#### INPUT ROWS

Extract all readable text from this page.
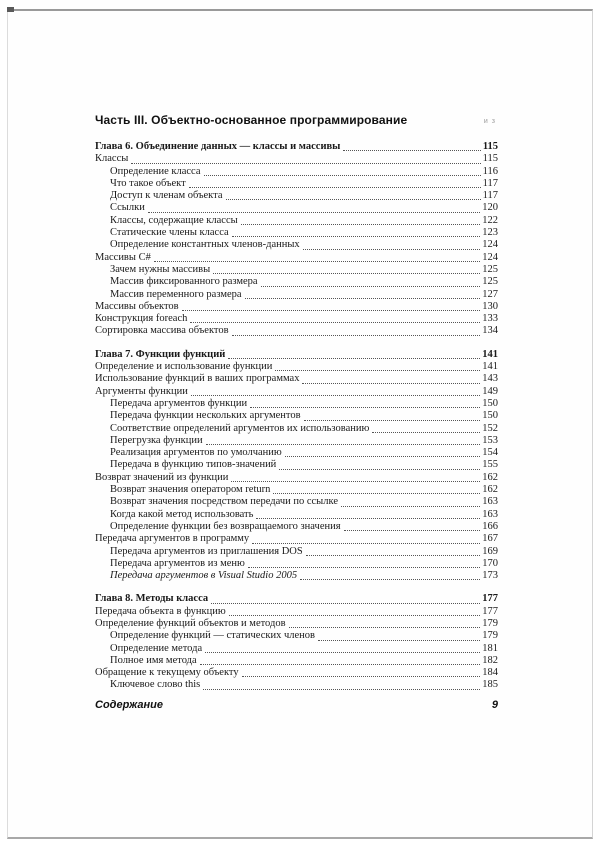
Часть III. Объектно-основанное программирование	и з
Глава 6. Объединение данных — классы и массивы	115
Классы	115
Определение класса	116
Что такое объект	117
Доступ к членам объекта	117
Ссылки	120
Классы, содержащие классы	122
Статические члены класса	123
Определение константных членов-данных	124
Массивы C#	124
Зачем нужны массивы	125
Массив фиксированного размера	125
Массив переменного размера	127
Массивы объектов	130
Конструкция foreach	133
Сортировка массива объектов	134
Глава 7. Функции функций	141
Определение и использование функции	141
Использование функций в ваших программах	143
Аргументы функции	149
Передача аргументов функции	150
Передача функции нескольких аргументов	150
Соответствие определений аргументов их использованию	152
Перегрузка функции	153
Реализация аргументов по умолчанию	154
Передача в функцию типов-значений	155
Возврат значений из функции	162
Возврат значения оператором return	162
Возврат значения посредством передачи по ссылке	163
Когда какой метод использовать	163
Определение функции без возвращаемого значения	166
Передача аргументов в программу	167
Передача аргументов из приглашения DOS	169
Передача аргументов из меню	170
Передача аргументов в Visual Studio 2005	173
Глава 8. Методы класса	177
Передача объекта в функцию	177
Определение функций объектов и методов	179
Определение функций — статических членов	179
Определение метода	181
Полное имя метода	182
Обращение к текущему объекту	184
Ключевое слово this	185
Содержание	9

########
#### INPUT ROWS

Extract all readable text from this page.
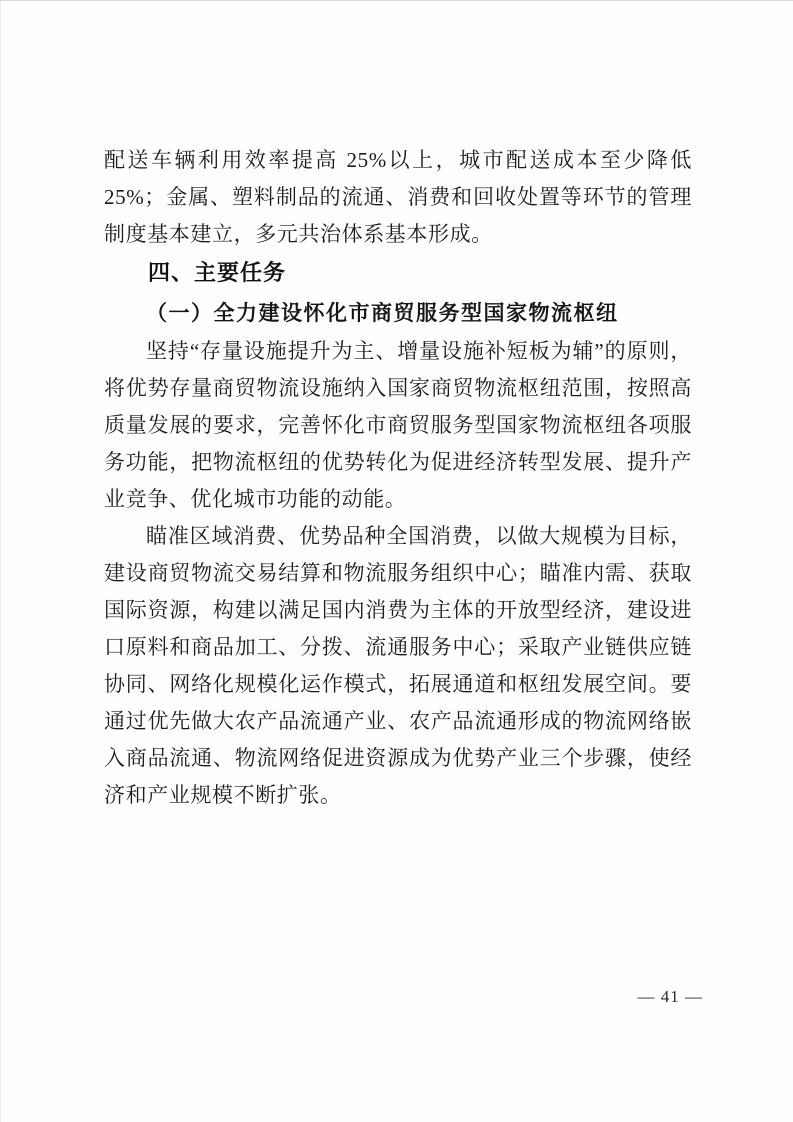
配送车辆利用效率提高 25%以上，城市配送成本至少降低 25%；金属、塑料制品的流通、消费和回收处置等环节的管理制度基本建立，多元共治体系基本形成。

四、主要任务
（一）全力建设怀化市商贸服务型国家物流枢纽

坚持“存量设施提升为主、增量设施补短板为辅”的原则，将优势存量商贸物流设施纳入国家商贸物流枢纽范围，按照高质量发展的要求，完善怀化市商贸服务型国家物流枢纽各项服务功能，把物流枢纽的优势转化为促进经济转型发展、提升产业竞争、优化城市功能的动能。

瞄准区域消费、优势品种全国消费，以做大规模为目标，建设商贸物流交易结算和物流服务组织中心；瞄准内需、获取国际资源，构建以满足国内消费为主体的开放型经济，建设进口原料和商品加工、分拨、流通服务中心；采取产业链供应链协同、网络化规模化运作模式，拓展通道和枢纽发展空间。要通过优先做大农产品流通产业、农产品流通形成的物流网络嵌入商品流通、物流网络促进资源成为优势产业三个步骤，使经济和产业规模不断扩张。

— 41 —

########
#### INPUT ROWS

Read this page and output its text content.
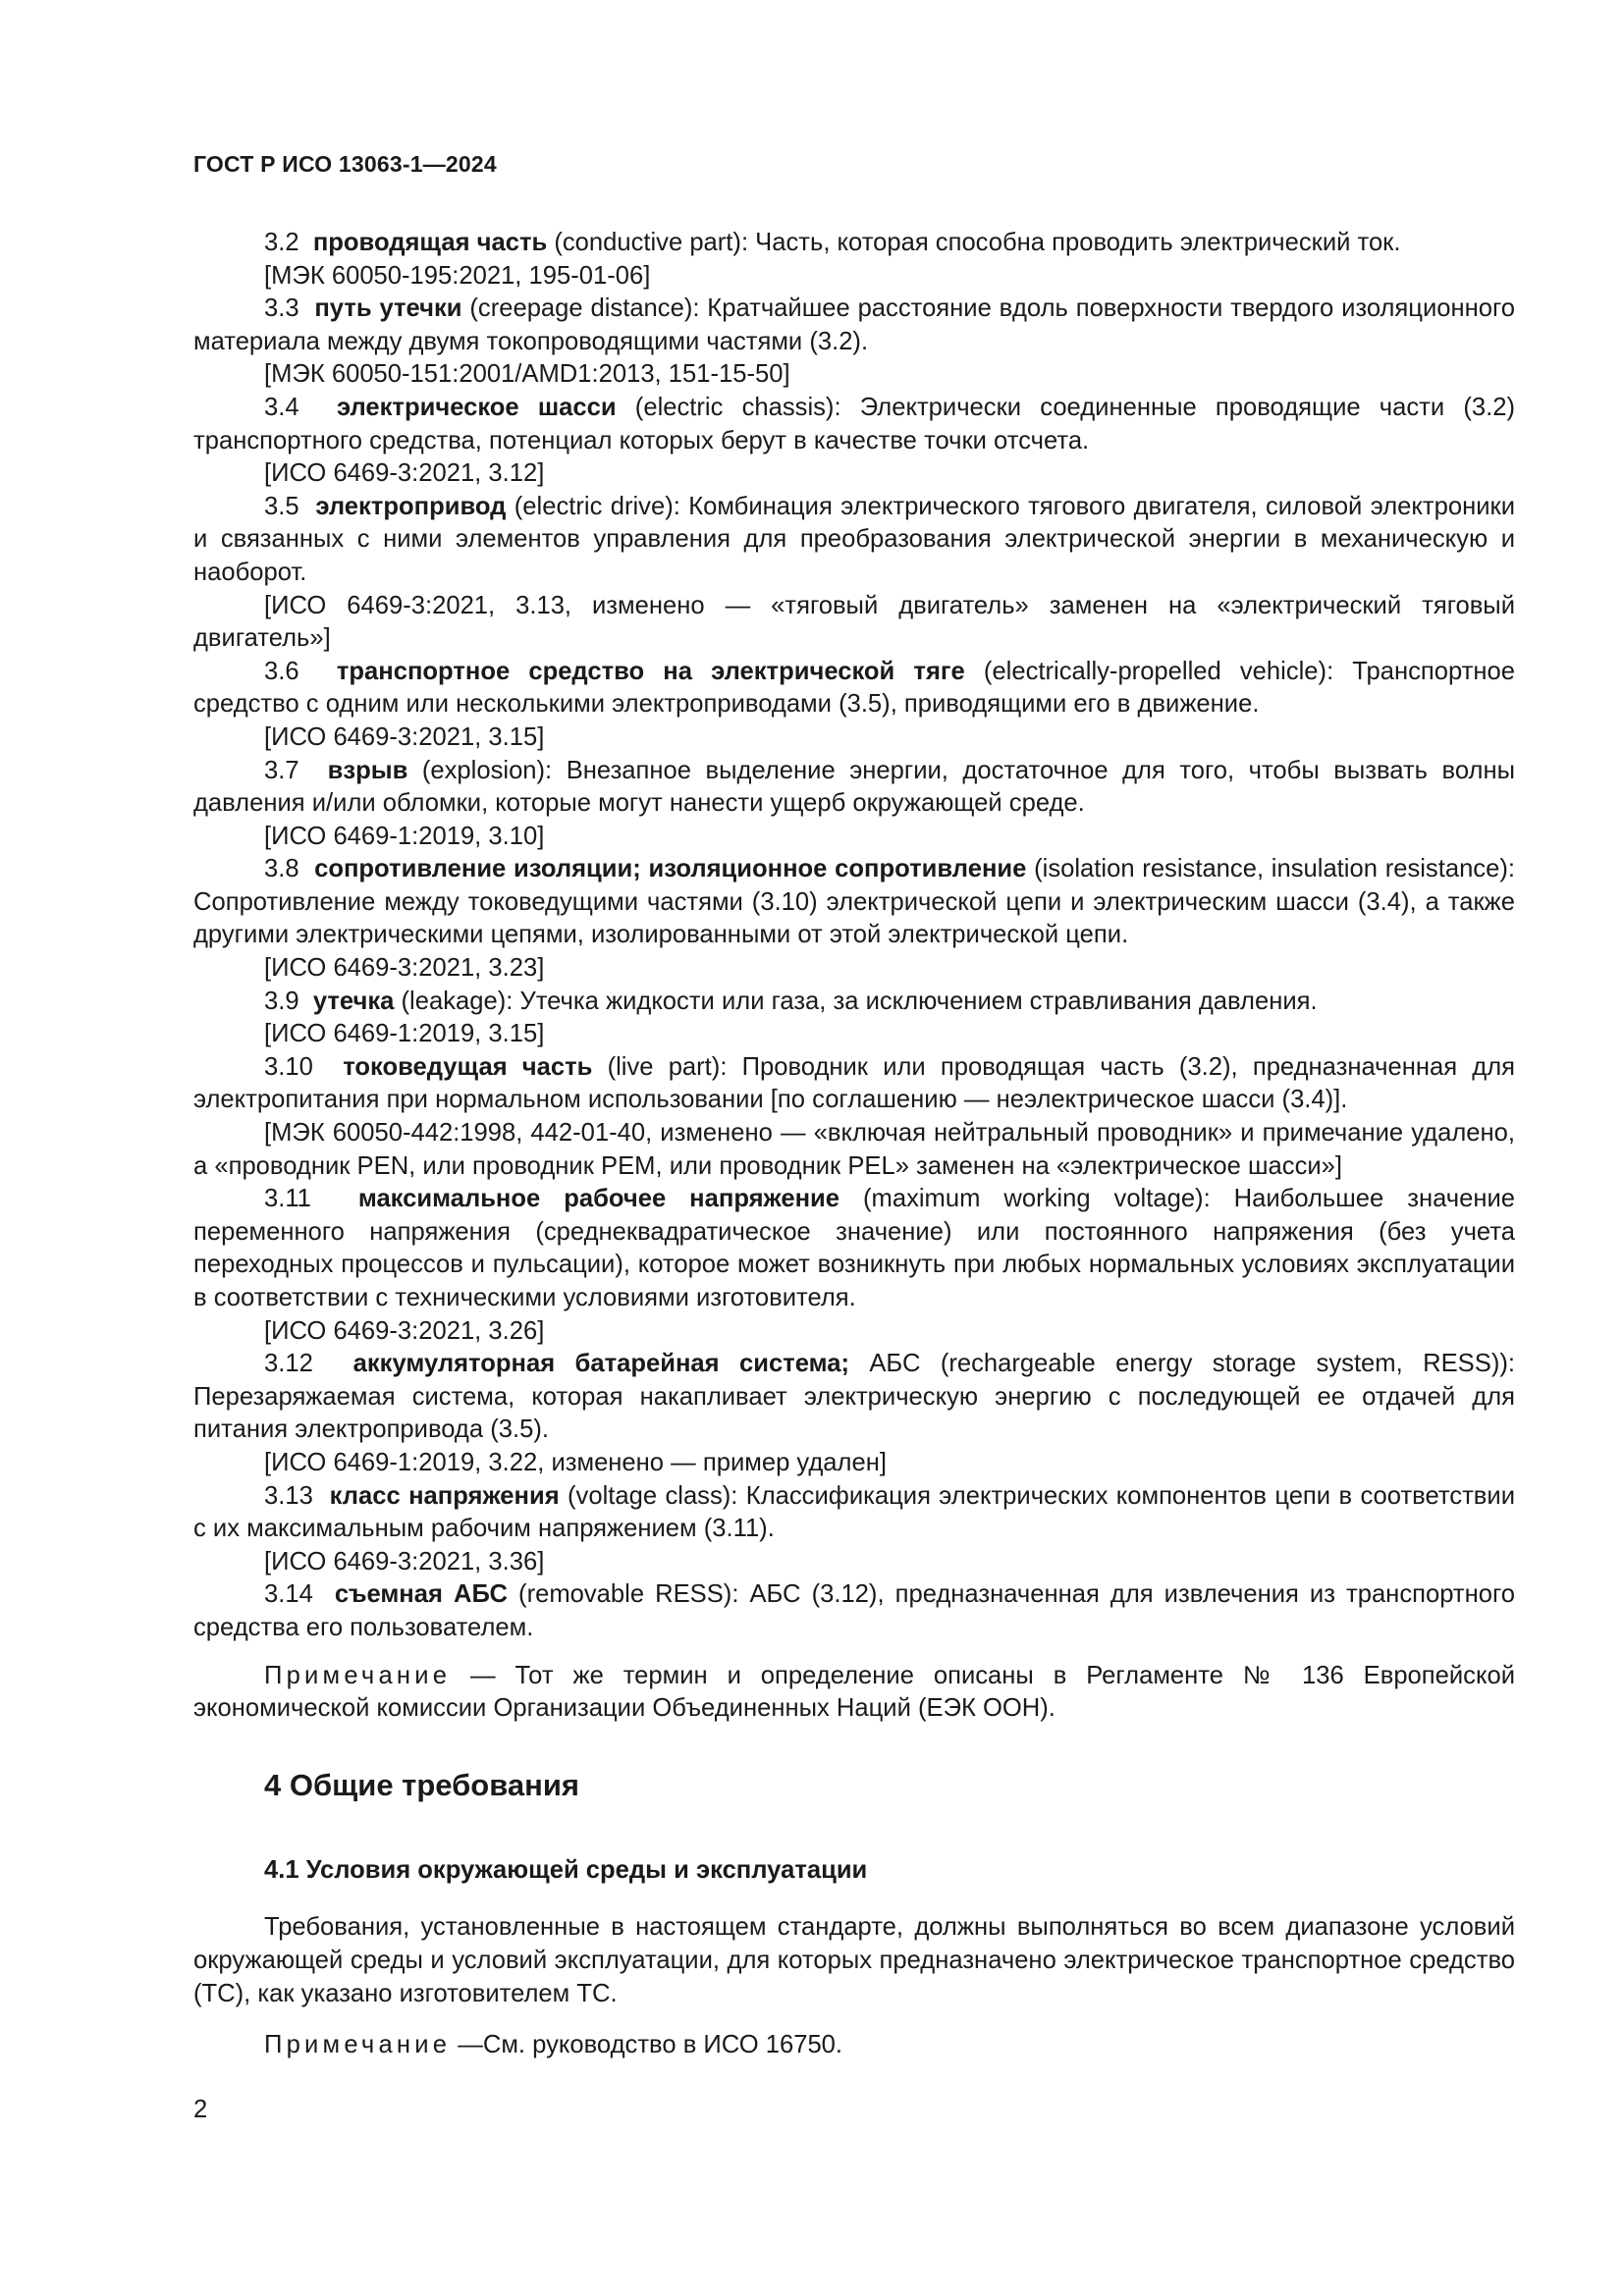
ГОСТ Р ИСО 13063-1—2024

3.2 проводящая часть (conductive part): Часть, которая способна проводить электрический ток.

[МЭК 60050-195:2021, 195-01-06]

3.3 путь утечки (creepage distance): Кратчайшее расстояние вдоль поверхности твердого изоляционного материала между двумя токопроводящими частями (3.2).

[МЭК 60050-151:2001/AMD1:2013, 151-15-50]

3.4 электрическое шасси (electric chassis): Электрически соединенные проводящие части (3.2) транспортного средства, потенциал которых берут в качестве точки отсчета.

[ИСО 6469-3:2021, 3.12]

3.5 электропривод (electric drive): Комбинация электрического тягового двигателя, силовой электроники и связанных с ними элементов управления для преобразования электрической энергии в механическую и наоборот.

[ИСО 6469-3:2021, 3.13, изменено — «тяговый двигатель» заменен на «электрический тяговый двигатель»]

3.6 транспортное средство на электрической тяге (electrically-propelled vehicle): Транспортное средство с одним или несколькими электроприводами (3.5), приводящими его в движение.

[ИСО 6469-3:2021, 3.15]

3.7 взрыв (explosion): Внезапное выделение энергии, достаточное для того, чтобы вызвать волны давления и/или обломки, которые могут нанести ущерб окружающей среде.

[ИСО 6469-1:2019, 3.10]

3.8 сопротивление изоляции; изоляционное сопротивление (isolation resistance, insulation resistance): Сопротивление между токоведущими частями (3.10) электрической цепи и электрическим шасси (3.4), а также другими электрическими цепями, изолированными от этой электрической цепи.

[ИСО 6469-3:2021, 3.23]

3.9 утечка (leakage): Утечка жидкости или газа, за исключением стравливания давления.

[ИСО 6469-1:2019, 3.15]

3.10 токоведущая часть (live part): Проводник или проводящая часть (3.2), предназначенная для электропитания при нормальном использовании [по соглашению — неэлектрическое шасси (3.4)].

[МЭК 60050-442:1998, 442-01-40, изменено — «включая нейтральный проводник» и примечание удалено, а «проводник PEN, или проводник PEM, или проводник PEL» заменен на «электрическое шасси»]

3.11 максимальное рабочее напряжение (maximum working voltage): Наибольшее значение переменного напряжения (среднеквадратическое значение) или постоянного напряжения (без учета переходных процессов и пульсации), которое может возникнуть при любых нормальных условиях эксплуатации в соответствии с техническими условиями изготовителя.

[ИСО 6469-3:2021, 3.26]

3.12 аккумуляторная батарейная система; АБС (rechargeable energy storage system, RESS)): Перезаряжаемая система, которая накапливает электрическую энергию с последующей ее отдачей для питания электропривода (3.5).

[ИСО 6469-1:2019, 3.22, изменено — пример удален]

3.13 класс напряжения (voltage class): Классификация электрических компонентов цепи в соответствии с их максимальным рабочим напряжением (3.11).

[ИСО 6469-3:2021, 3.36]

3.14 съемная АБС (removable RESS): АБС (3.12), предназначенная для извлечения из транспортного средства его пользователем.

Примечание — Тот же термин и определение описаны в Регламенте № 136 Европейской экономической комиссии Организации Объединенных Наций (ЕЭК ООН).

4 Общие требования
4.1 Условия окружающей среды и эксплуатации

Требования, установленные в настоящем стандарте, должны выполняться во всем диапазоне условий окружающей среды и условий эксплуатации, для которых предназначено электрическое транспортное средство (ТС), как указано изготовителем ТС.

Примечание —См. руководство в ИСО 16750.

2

########

Keep only the lines that hold the string "среды", and copy them out.

4.1 Условия окружающей среды и эксплуатации
Требования, установленные в настоящем стандарте, должны выполняться во всем диапазоне условий окружающей среды и условий эксплуатации, для которых предназначено электрическое транспортное средство (ТС), как указано изготовителем ТС.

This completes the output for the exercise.